#### INSTRUCTIONS TO FOLLOW
Every line must be returned precisely as it is written.

#### ENTRIES PROVIDED
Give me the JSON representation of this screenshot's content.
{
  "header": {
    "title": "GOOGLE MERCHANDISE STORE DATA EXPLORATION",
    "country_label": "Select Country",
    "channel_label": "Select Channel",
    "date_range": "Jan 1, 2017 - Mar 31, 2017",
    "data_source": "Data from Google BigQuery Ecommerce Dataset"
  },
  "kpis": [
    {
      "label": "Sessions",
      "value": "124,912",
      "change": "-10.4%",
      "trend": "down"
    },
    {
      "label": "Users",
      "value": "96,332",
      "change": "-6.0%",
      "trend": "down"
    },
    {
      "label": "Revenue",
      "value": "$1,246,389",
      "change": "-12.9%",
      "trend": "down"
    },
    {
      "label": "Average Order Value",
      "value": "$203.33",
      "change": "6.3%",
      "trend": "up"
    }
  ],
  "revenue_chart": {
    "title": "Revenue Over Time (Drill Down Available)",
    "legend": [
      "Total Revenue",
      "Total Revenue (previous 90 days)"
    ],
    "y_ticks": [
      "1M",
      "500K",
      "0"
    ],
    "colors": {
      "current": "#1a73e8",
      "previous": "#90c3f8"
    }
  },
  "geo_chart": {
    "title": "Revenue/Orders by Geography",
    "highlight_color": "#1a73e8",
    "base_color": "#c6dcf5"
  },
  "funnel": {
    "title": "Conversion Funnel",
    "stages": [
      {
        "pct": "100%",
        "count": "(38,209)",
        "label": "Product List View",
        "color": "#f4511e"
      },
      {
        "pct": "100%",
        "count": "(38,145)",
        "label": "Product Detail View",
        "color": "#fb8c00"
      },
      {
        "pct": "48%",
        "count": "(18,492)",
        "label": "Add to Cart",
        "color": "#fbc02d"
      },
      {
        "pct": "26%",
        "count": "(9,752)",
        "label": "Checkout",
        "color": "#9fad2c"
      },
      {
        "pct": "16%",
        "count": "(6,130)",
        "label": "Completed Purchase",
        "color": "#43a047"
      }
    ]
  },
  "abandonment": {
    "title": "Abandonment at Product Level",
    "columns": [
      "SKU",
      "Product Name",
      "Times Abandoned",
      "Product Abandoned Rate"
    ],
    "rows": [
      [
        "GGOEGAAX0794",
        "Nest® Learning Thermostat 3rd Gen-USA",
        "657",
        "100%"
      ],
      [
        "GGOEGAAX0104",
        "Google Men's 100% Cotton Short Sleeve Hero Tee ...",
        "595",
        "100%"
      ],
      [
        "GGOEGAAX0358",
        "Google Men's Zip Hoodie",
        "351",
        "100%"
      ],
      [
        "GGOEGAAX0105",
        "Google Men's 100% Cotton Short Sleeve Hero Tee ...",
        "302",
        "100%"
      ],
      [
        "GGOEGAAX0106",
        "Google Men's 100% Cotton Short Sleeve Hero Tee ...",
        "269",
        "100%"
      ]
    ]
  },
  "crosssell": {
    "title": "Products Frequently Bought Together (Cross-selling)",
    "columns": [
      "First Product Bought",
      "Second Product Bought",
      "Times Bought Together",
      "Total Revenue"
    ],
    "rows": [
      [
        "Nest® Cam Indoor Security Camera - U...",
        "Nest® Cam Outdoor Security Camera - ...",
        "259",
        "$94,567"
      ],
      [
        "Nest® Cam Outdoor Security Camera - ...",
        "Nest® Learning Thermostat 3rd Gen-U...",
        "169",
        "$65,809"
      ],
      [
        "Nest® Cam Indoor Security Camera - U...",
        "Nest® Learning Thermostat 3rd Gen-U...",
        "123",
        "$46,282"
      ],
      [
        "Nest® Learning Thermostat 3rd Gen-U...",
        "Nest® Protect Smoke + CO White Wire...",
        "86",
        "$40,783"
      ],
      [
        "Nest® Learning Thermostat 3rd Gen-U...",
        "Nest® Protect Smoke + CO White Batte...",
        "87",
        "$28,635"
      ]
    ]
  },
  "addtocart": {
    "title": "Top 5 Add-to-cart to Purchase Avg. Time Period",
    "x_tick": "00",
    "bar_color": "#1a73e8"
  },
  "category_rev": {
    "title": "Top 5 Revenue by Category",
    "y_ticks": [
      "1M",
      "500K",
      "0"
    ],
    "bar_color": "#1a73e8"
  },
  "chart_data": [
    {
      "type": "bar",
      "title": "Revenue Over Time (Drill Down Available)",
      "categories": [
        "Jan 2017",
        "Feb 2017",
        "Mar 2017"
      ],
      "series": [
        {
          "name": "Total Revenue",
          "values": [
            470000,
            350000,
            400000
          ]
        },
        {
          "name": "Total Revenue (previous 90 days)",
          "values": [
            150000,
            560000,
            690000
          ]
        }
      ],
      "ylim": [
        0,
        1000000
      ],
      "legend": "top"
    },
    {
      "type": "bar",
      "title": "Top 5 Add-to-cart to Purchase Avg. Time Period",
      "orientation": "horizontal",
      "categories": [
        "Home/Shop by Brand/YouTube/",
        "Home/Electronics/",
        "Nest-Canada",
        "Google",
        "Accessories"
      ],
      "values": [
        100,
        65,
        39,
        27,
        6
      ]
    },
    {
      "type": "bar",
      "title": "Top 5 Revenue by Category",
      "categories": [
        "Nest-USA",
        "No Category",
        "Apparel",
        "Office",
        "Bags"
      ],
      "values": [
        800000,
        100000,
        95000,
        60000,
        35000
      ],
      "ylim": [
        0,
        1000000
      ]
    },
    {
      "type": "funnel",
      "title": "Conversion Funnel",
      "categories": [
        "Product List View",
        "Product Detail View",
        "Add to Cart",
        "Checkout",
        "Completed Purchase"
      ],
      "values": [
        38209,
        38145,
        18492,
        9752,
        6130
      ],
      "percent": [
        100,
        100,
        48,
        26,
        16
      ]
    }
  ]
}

#### ANSWER FOR THE TASK
Give me the JSON representation of this screenshot's content.
{
  "header": {
    "title": "GOOGLE MERCHANDISE STORE DATA EXPLORATION",
    "country_label": "Select Country",
    "channel_label": "Select Channel",
    "date_range": "Jan 1, 2017 - Mar 31, 2017",
    "data_source": "Data from Google BigQuery Ecommerce Dataset"
  },
  "kpis": [
    {
      "label": "Sessions",
      "value": "124,912",
      "change": "-10.4%",
      "trend": "down"
    },
    {
      "label": "Users",
      "value": "96,332",
      "change": "-6.0%",
      "trend": "down"
    },
    {
      "label": "Revenue",
      "value": "$1,246,389",
      "change": "-12.9%",
      "trend": "down"
    },
    {
      "label": "Average Order Value",
      "value": "$203.33",
      "change": "6.3%",
      "trend": "up"
    }
  ],
  "revenue_chart": {
    "title": "Revenue Over Time (Drill Down Available)",
    "legend": [
      "Total Revenue",
      "Total Revenue (previous 90 days)"
    ],
    "y_ticks": [
      "1M",
      "500K",
      "0"
    ],
    "colors": {
      "current": "#1a73e8",
      "previous": "#90c3f8"
    }
  },
  "geo_chart": {
    "title": "Revenue/Orders by Geography",
    "highlight_color": "#1a73e8",
    "base_color": "#c6dcf5"
  },
  "funnel": {
    "title": "Conversion Funnel",
    "stages": [
      {
        "pct": "100%",
        "count": "(38,209)",
        "label": "Product List View",
        "color": "#f4511e"
      },
      {
        "pct": "100%",
        "count": "(38,145)",
        "label": "Product Detail View",
        "color": "#fb8c00"
      },
      {
        "pct": "48%",
        "count": "(18,492)",
        "label": "Add to Cart",
        "color": "#fbc02d"
      },
      {
        "pct": "26%",
        "count": "(9,752)",
        "label": "Checkout",
        "color": "#9fad2c"
      },
      {
        "pct": "16%",
        "count": "(6,130)",
        "label": "Completed Purchase",
        "color": "#43a047"
      }
    ]
  },
  "abandonment": {
    "title": "Abandonment at Product Level",
    "columns": [
      "SKU",
      "Product Name",
      "Times Abandoned",
      "Product Abandoned Rate"
    ],
    "rows": [
      [
        "GGOEGAAX0794",
        "Nest® Learning Thermostat 3rd Gen-USA",
        "657",
        "100%"
      ],
      [
        "GGOEGAAX0104",
        "Google Men's 100% Cotton Short Sleeve Hero Tee ...",
        "595",
        "100%"
      ],
      [
        "GGOEGAAX0358",
        "Google Men's Zip Hoodie",
        "351",
        "100%"
      ],
      [
        "GGOEGAAX0105",
        "Google Men's 100% Cotton Short Sleeve Hero Tee ...",
        "302",
        "100%"
      ],
      [
        "GGOEGAAX0106",
        "Google Men's 100% Cotton Short Sleeve Hero Tee ...",
        "269",
        "100%"
      ]
    ]
  },
  "crosssell": {
    "title": "Products Frequently Bought Together (Cross-selling)",
    "columns": [
      "First Product Bought",
      "Second Product Bought",
      "Times Bought Together",
      "Total Revenue"
    ],
    "rows": [
      [
        "Nest® Cam Indoor Security Camera - U...",
        "Nest® Cam Outdoor Security Camera - ...",
        "259",
        "$94,567"
      ],
      [
        "Nest® Cam Outdoor Security Camera - ...",
        "Nest® Learning Thermostat 3rd Gen-U...",
        "169",
        "$65,809"
      ],
      [
        "Nest® Cam Indoor Security Camera - U...",
        "Nest® Learning Thermostat 3rd Gen-U...",
        "123",
        "$46,282"
      ],
      [
        "Nest® Learning Thermostat 3rd Gen-U...",
        "Nest® Protect Smoke + CO White Wire...",
        "86",
        "$40,783"
      ],
      [
        "Nest® Learning Thermostat 3rd Gen-U...",
        "Nest® Protect Smoke + CO White Batte...",
        "87",
        "$28,635"
      ]
    ]
  },
  "addtocart": {
    "title": "Top 5 Add-to-cart to Purchase Avg. Time Period",
    "x_tick": "00",
    "bar_color": "#1a73e8"
  },
  "category_rev": {
    "title": "Top 5 Revenue by Category",
    "y_ticks": [
      "1M",
      "500K",
      "0"
    ],
    "bar_color": "#1a73e8"
  },
  "chart_data": [
    {
      "type": "bar",
      "title": "Revenue Over Time (Drill Down Available)",
      "categories": [
        "Jan 2017",
        "Feb 2017",
        "Mar 2017"
      ],
      "series": [
        {
          "name": "Total Revenue",
          "values": [
            470000,
            350000,
            400000
          ]
        },
        {
          "name": "Total Revenue (previous 90 days)",
          "values": [
            150000,
            560000,
            690000
          ]
        }
      ],
      "ylim": [
        0,
        1000000
      ],
      "legend": "top"
    },
    {
      "type": "bar",
      "title": "Top 5 Add-to-cart to Purchase Avg. Time Period",
      "orientation": "horizontal",
      "categories": [
        "Home/Shop by Brand/YouTube/",
        "Home/Electronics/",
        "Nest-Canada",
        "Google",
        "Accessories"
      ],
      "values": [
        100,
        65,
        39,
        27,
        6
      ]
    },
    {
      "type": "bar",
      "title": "Top 5 Revenue by Category",
      "categories": [
        "Nest-USA",
        "No Category",
        "Apparel",
        "Office",
        "Bags"
      ],
      "values": [
        800000,
        100000,
        95000,
        60000,
        35000
      ],
      "ylim": [
        0,
        1000000
      ]
    },
    {
      "type": "funnel",
      "title": "Conversion Funnel",
      "categories": [
        "Product List View",
        "Product Detail View",
        "Add to Cart",
        "Checkout",
        "Completed Purchase"
      ],
      "values": [
        38209,
        38145,
        18492,
        9752,
        6130
      ],
      "percent": [
        100,
        100,
        48,
        26,
        16
      ]
    }
  ]
}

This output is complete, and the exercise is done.